(Entries from a dataset)
***

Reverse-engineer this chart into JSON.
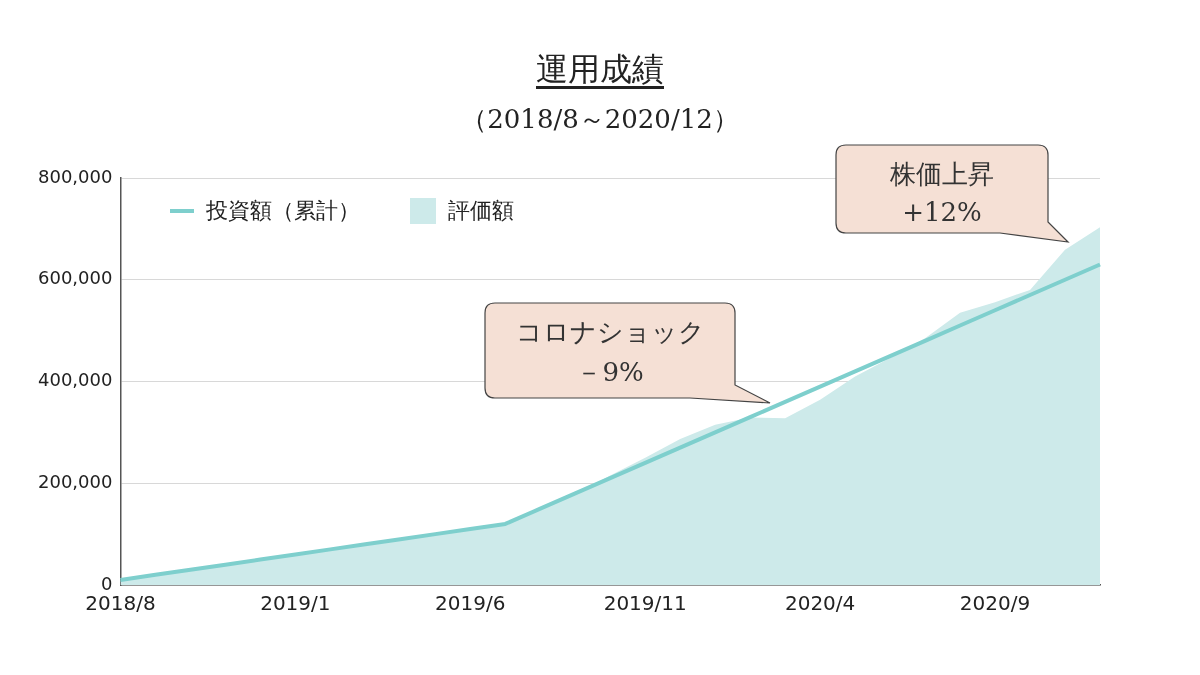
{
  "chart_data": {
    "type": "line",
    "title": "運用成績",
    "subtitle": "（2018/8～2020/12）",
    "categories": [
      "2018/8",
      null,
      null,
      null,
      null,
      "2019/1",
      null,
      null,
      null,
      null,
      "2019/6",
      null,
      null,
      null,
      null,
      "2019/11",
      null,
      null,
      null,
      null,
      "2020/4",
      null,
      null,
      null,
      null,
      "2020/9",
      null,
      null,
      null
    ],
    "series": [
      {
        "name": "投資額（累計）",
        "type": "line",
        "color": "#7ecfcd",
        "values": [
          10000,
          20000,
          30000,
          40000,
          50000,
          60000,
          70000,
          80000,
          90000,
          100000,
          110000,
          120000,
          150000,
          180000,
          210000,
          240000,
          270000,
          300000,
          330000,
          360000,
          390000,
          420000,
          450000,
          480000,
          510000,
          540000,
          570000,
          600000,
          630000
        ]
      },
      {
        "name": "評価額",
        "type": "area",
        "color": "#cdeaea",
        "values": [
          10000,
          20000,
          30000,
          40000,
          50000,
          60000,
          70000,
          80000,
          90000,
          100000,
          110000,
          120000,
          150000,
          180000,
          215000,
          250000,
          287000,
          315000,
          329000,
          328000,
          364000,
          410000,
          446000,
          485000,
          535000,
          556000,
          580000,
          659000,
          703000
        ]
      }
    ],
    "ylim": [
      0,
      800000
    ],
    "yticks": [
      {
        "value": 0,
        "label": "0"
      },
      {
        "value": 200000,
        "label": "200,000"
      },
      {
        "value": 400000,
        "label": "400,000"
      },
      {
        "value": 600000,
        "label": "600,000"
      },
      {
        "value": 800000,
        "label": "800,000"
      }
    ],
    "grid": "y",
    "legend": "top left",
    "marker": "none",
    "line_style": "solid",
    "annotations": [
      "コロナショック",
      "－9%",
      "株価上昇",
      "+12%"
    ]
  }
}
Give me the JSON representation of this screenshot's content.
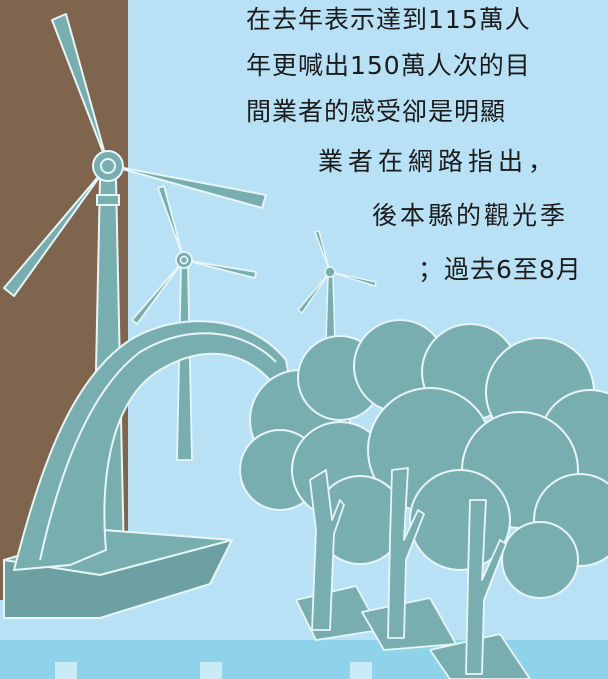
{
  "article": {
    "lines": [
      "在去年表示達到115萬人",
      "年更喊出150萬人次的目",
      "間業者的感受卻是明顯",
      "業者在網路指出，",
      "後本縣的觀光季",
      "；過去6至8月"
    ]
  },
  "illustration": {
    "icons": [
      "wind-turbine-icon",
      "arch-bridge-icon",
      "tree-icon"
    ],
    "colors": {
      "sky": "#b9e1f5",
      "panel": "#7f654d",
      "teal": "#78aeb0",
      "outline": "#e8f5f7",
      "text": "#1b1b1b"
    }
  }
}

***

• [Work required]:
Copy every record character for character. Skip the pictures.

• [Finished answer]:
Reverse-engineer this chart into JSON.
{
  "chart_data": {
    "type": "line",
    "title": "運用成績",
    "subtitle": "（2018/8～2020/12）",
    "categories": [
      "2018/8",
      null,
      null,
      null,
      null,
      "2019/1",
      null,
      null,
      null,
      null,
      "2019/6",
      null,
      null,
      null,
      null,
      "2019/11",
      null,
      null,
      null,
      null,
      "2020/4",
      null,
      null,
      null,
      null,
      "2020/9",
      null,
      null,
      null
    ],
    "series": [
      {
        "name": "投資額（累計）",
        "type": "line",
        "color": "#7ecfcd",
        "values": [
          10000,
          20000,
          30000,
          40000,
          50000,
          60000,
          70000,
          80000,
          90000,
          100000,
          110000,
          120000,
          150000,
          180000,
          210000,
          240000,
          270000,
          300000,
          330000,
          360000,
          390000,
          420000,
          450000,
          480000,
          510000,
          540000,
          570000,
          600000,
          630000
        ]
      },
      {
        "name": "評価額",
        "type": "area",
        "color": "#cdeaea",
        "values": [
          10000,
          20000,
          30000,
          40000,
          50000,
          60000,
          70000,
          80000,
          90000,
          100000,
          110000,
          120000,
          150000,
          180000,
          215000,
          250000,
          287000,
          315000,
          329000,
          328000,
          364000,
          410000,
          446000,
          485000,
          535000,
          556000,
          580000,
          659000,
          703000
        ]
      }
    ],
    "ylim": [
      0,
      800000
    ],
    "yticks": [
      {
        "value": 0,
        "label": "0"
      },
      {
        "value": 200000,
        "label": "200,000"
      },
      {
        "value": 400000,
        "label": "400,000"
      },
      {
        "value": 600000,
        "label": "600,000"
      },
      {
        "value": 800000,
        "label": "800,000"
      }
    ],
    "grid": "y",
    "legend": "top left",
    "marker": "none",
    "line_style": "solid",
    "annotations": [
      "コロナショック",
      "－9%",
      "株価上昇",
      "+12%"
    ]
  }
}
Give me the JSON representation of this screenshot's content.
{
  "article": {
    "lines": [
      "在去年表示達到115萬人",
      "年更喊出150萬人次的目",
      "間業者的感受卻是明顯",
      "業者在網路指出，",
      "後本縣的觀光季",
      "；過去6至8月"
    ]
  },
  "illustration": {
    "icons": [
      "wind-turbine-icon",
      "arch-bridge-icon",
      "tree-icon"
    ],
    "colors": {
      "sky": "#b9e1f5",
      "panel": "#7f654d",
      "teal": "#78aeb0",
      "outline": "#e8f5f7",
      "text": "#1b1b1b"
    }
  }
}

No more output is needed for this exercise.